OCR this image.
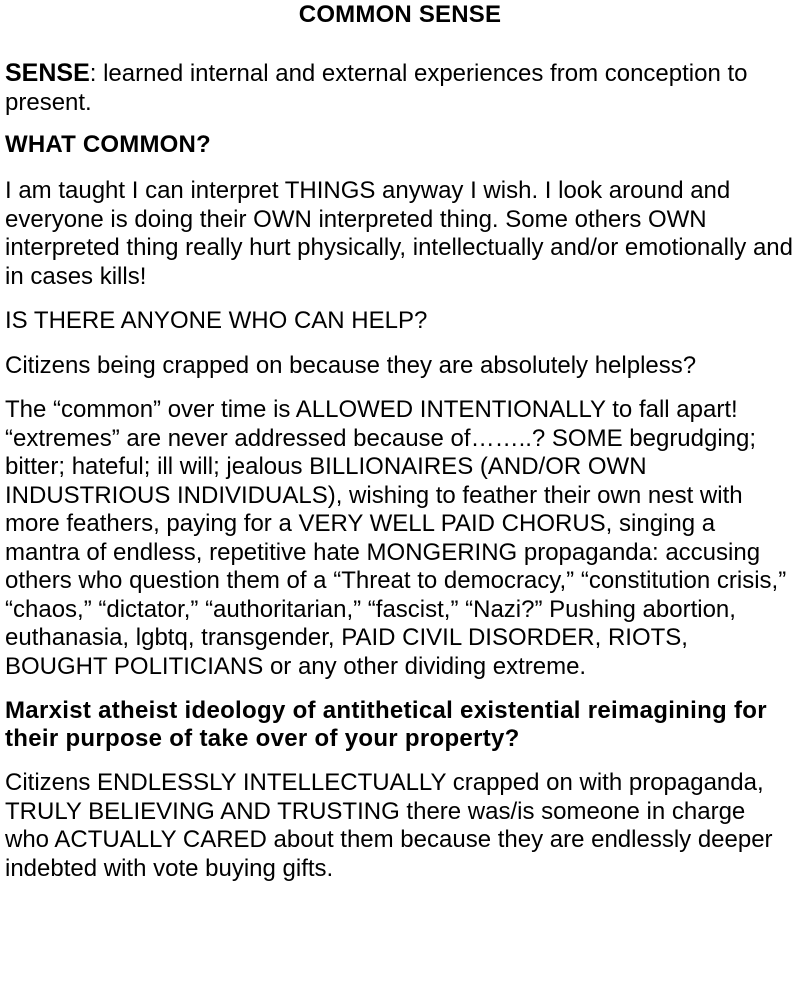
COMMON SENSE

SENSE: learned internal and external experiences from conception to present.

WHAT COMMON?

I am taught I can interpret THINGS anyway I wish. I look around and everyone is doing their OWN interpreted thing. Some others OWN interpreted thing really hurt physically, intellectually and/or emotionally and in cases kills!

IS THERE ANYONE WHO CAN HELP?

Citizens being crapped on because they are absolutely helpless?

The “common” over time is ALLOWED INTENTIONALLY to fall apart! “extremes” are never addressed because of……..? SOME begrudging; bitter; hateful; ill will; jealous BILLIONAIRES (AND/OR OWN INDUSTRIOUS INDIVIDUALS), wishing to feather their own nest with more feathers, paying for a VERY WELL PAID CHORUS, singing a mantra of endless, repetitive hate MONGERING propaganda: accusing others who question them of a “Threat to democracy,” “constitution crisis,” “chaos,” “dictator,” “authoritarian,” “fascist,” “Nazi?” Pushing abortion, euthanasia, lgbtq, transgender, PAID CIVIL DISORDER, RIOTS, BOUGHT POLITICIANS or any other dividing extreme.

Marxist atheist ideology of antithetical existential reimagining for their purpose of take over of your property?

Citizens ENDLESSLY INTELLECTUALLY crapped on with propaganda, TRULY BELIEVING AND TRUSTING there was/is someone in charge who ACTUALLY CARED about them because they are endlessly deeper indebted with vote buying gifts.
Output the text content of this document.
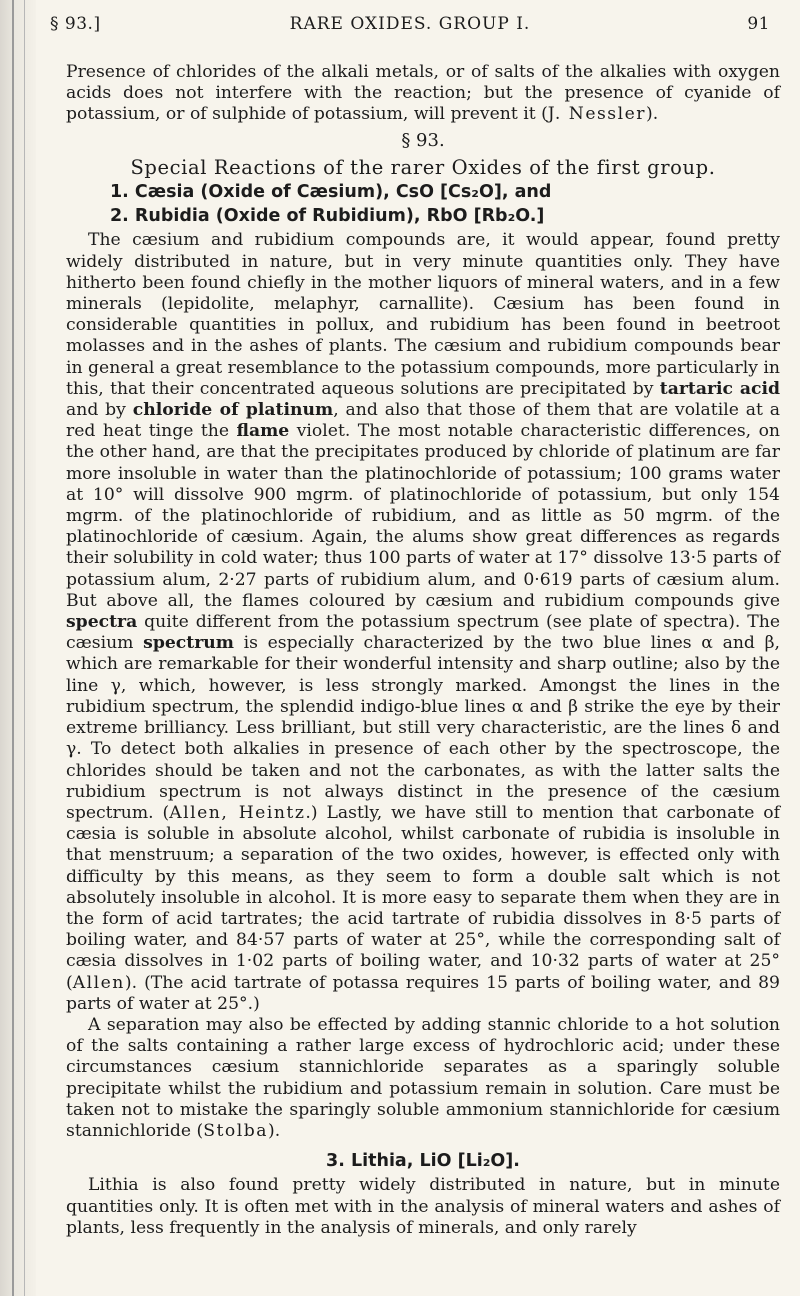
§ 93.]	RARE OXIDES. GROUP I.	91

Presence of chlorides of the alkali metals, or of salts of the alkalies with oxygen acids does not interfere with the reaction; but the presence of cyanide of potassium, or of sulphide of potassium, will prevent it (J. Nessler).

§ 93.

Special Reactions of the rarer Oxides of the first group.

1. Cæsia (Oxide of Cæsium), CsO [Cs₂O], and

2. Rubidia (Oxide of Rubidium), RbO [Rb₂O.]

The cæsium and rubidium compounds are, it would appear, found pretty widely distributed in nature, but in very minute quantities only. They have hitherto been found chiefly in the mother liquors of mineral waters, and in a few minerals (lepidolite, melaphyr, carnallite). Cæsium has been found in considerable quantities in pollux, and rubidium has been found in beetroot molasses and in the ashes of plants. The cæsium and rubidium compounds bear in general a great resemblance to the potassium compounds, more particularly in this, that their concentrated aqueous solutions are precipitated by tartaric acid and by chloride of platinum, and also that those of them that are volatile at a red heat tinge the flame violet. The most notable characteristic differences, on the other hand, are that the precipitates produced by chloride of platinum are far more insoluble in water than the platinochloride of potassium; 100 grams water at 10° will dissolve 900 mgrm. of platinochloride of potassium, but only 154 mgrm. of the platinochloride of rubidium, and as little as 50 mgrm. of the platinochloride of cæsium. Again, the alums show great differences as regards their solubility in cold water; thus 100 parts of water at 17° dissolve 13·5 parts of potassium alum, 2·27 parts of rubidium alum, and 0·619 parts of cæsium alum. But above all, the flames coloured by cæsium and rubidium compounds give spectra quite different from the potassium spectrum (see plate of spectra). The cæsium spectrum is especially characterized by the two blue lines α and β, which are remarkable for their wonderful intensity and sharp outline; also by the line γ, which, however, is less strongly marked. Amongst the lines in the rubidium spectrum, the splendid indigo-blue lines α and β strike the eye by their extreme brilliancy. Less brilliant, but still very characteristic, are the lines δ and γ. To detect both alkalies in presence of each other by the spectroscope, the chlorides should be taken and not the carbonates, as with the latter salts the rubidium spectrum is not always distinct in the presence of the cæsium spectrum. (Allen, Heintz.) Lastly, we have still to mention that carbonate of cæsia is soluble in absolute alcohol, whilst carbonate of rubidia is insoluble in that menstruum; a separation of the two oxides, however, is effected only with difficulty by this means, as they seem to form a double salt which is not absolutely insoluble in alcohol. It is more easy to separate them when they are in the form of acid tartrates; the acid tartrate of rubidia dissolves in 8·5 parts of boiling water, and 84·57 parts of water at 25°, while the corresponding salt of cæsia dissolves in 1·02 parts of boiling water, and 10·32 parts of water at 25° (Allen). (The acid tartrate of potassa requires 15 parts of boiling water, and 89 parts of water at 25°.)

A separation may also be effected by adding stannic chloride to a hot solution of the salts containing a rather large excess of hydrochloric acid; under these circumstances cæsium stannichloride separates as a sparingly soluble precipitate whilst the rubidium and potassium remain in solution. Care must be taken not to mistake the sparingly soluble ammonium stannichloride for cæsium stannichloride (Stolba).

3. Lithia, LiO [Li₂O].

Lithia is also found pretty widely distributed in nature, but in minute quantities only. It is often met with in the analysis of mineral waters and ashes of plants, less frequently in the analysis of minerals, and only rarely
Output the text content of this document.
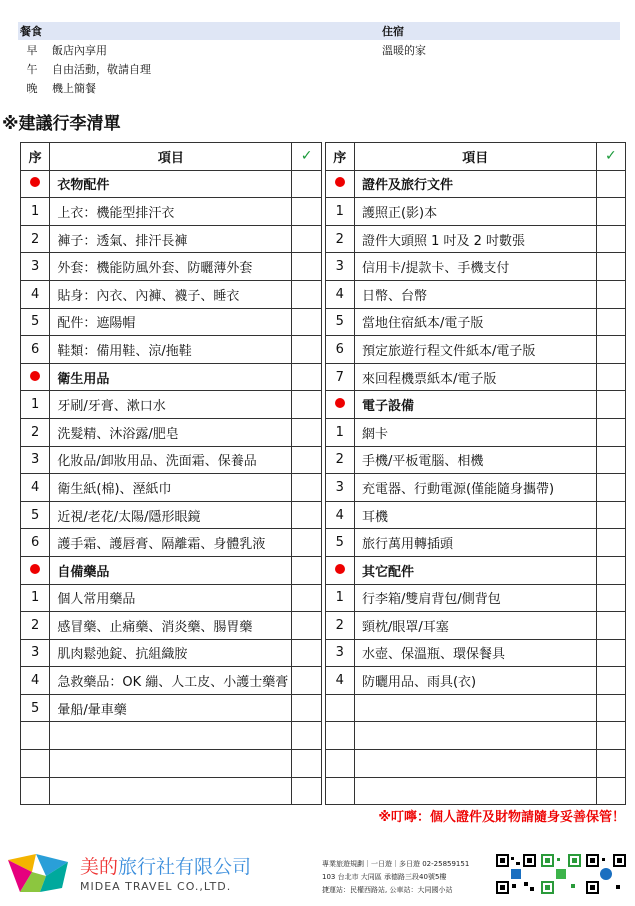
餐食	住宿
早	飯店內享用	溫暖的家
午	自由活動，敬請自理
晚	機上簡餐
※建議行李清單
序	項目	✓		序	項目	✓
	衣物配件				證件及旅行文件	
1	上衣：機能型排汗衣			1	護照正(影)本	
2	褲子：透氣、排汗長褲			2	證件大頭照 1 吋及 2 吋數張	
3	外套：機能防風外套、防曬薄外套			3	信用卡/提款卡、手機支付	
4	貼身：內衣、內褲、襪子、睡衣			4	日幣、台幣	
5	配件：遮陽帽			5	當地住宿紙本/電子版	
6	鞋類：備用鞋、涼/拖鞋			6	預定旅遊行程文件紙本/電子版	
	衛生用品			7	來回程機票紙本/電子版	
1	牙刷/牙膏、漱口水				電子設備	
2	洗髮精、沐浴露/肥皂			1	網卡	
3	化妝品/卸妝用品、洗面霜、保養品			2	手機/平板電腦、相機	
4	衛生紙(棉)、溼紙巾			3	充電器、行動電源(僅能隨身攜帶)	
5	近視/老花/太陽/隱形眼鏡			4	耳機	
6	護手霜、護唇膏、隔離霜、身體乳液			5	旅行萬用轉插頭	
	自備藥品				其它配件	
1	個人常用藥品			1	行李箱/雙肩背包/側背包	
2	感冒藥、止痛藥、消炎藥、腸胃藥			2	頸枕/眼罩/耳塞	
3	肌肉鬆弛錠、抗組織胺			3	水壺、保溫瓶、環保餐具	
4	急救藥品：OK 繃、人工皮、小護士藥膏			4	防曬用品、雨具(衣)	
5	暈船/暈車藥					

※叮嚀：個人證件及財物請隨身妥善保管！
美的旅行社有限公司
MIDEA TRAVEL CO.,LTD.
專業旅遊規劃｜一日遊｜多日遊 02-25859151
103 台北市 大同區 承德路三段40號5樓
捷運站：民權西路站, 公車站：大同國小站
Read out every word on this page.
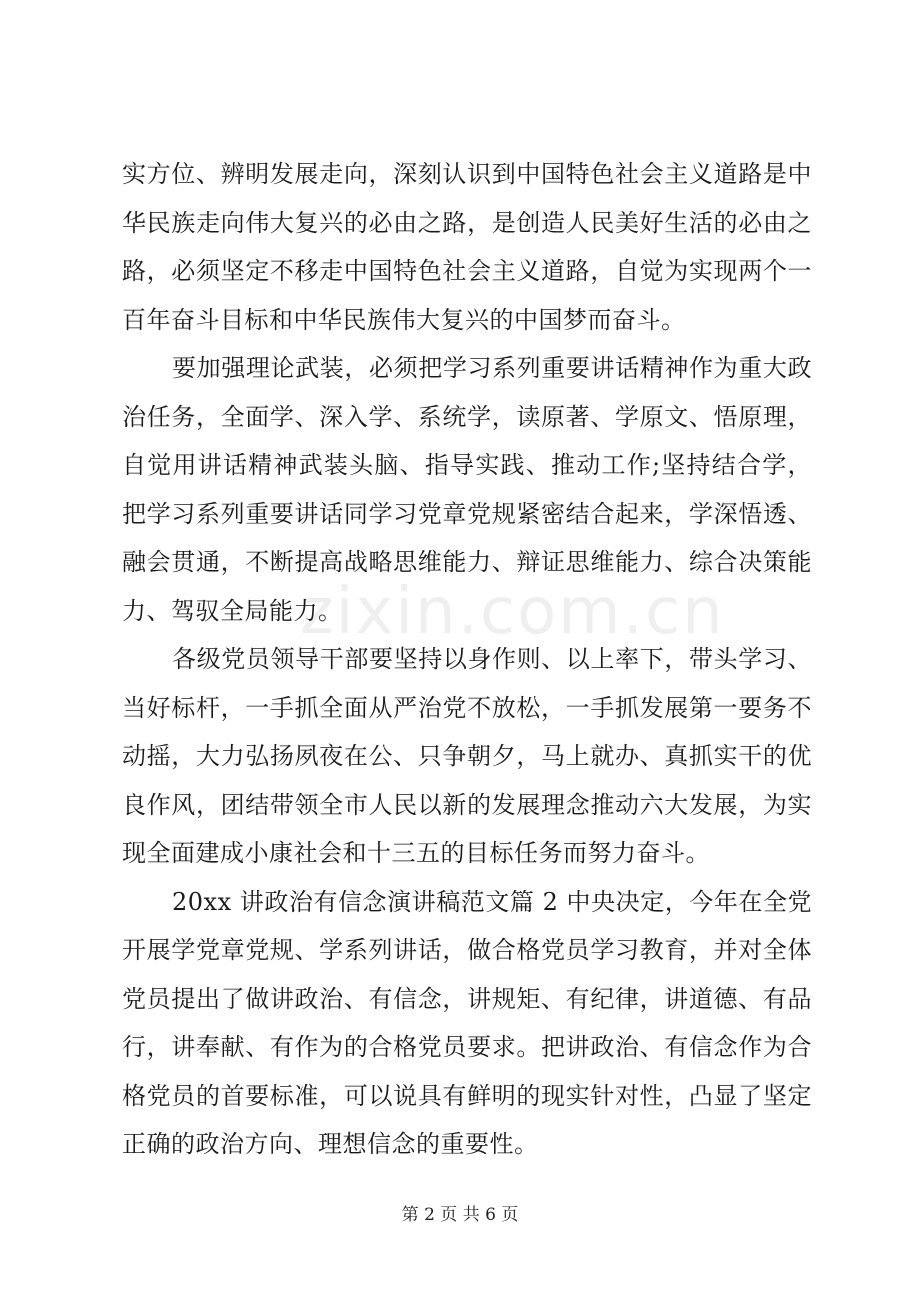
zixin.com.cn
实方位、辨明发展走向，深刻认识到中国特色社会主义道路是中
华民族走向伟大复兴的必由之路，是创造人民美好生活的必由之
路，必须坚定不移走中国特色社会主义道路，自觉为实现两个一
百年奋斗目标和中华民族伟大复兴的中国梦而奋斗。
要加强理论武装，必须把学习系列重要讲话精神作为重大政
治任务，全面学、深入学、系统学，读原著、学原文、悟原理，
自觉用讲话精神武装头脑、指导实践、推动工作;坚持结合学，
把学习系列重要讲话同学习党章党规紧密结合起来，学深悟透、
融会贯通，不断提高战略思维能力、辩证思维能力、综合决策能
力、驾驭全局能力。
各级党员领导干部要坚持以身作则、以上率下，带头学习、
当好标杆，一手抓全面从严治党不放松，一手抓发展第一要务不
动摇，大力弘扬夙夜在公、只争朝夕，马上就办、真抓实干的优
良作风，团结带领全市人民以新的发展理念推动六大发展，为实
现全面建成小康社会和十三五的目标任务而努力奋斗。
20xx 讲政治有信念演讲稿范文篇 2 中央决定，今年在全党
开展学党章党规、学系列讲话，做合格党员学习教育，并对全体
党员提出了做讲政治、有信念，讲规矩、有纪律，讲道德、有品
行，讲奉献、有作为的合格党员要求。把讲政治、有信念作为合
格党员的首要标准，可以说具有鲜明的现实针对性，凸显了坚定
正确的政治方向、理想信念的重要性。
第 2 页 共 6 页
________________________________________
All lines above with "propaganda" in them should be returned.

» **Expected answer**:
The “common” over time is ALLOWED INTENTIONALLY to fall apart! “extremes” are never addressed because of……..? SOME begrudging; bitter; hateful; ill will; jealous BILLIONAIRES (AND/OR OWN INDUSTRIOUS INDIVIDUALS), wishing to feather their own nest with more feathers, paying for a VERY WELL PAID CHORUS, singing a mantra of endless, repetitive hate MONGERING propaganda: accusing others who question them of a “Threat to democracy,” “constitution crisis,” “chaos,” “dictator,” “authoritarian,” “fascist,” “Nazi?” Pushing abortion, euthanasia, lgbtq, transgender, PAID CIVIL DISORDER, RIOTS, BOUGHT POLITICIANS or any other dividing extreme.
Citizens ENDLESSLY INTELLECTUALLY crapped on with propaganda, TRULY BELIEVING AND TRUSTING there was/is someone in charge who ACTUALLY CARED about them because they are endlessly deeper indebted with vote buying gifts.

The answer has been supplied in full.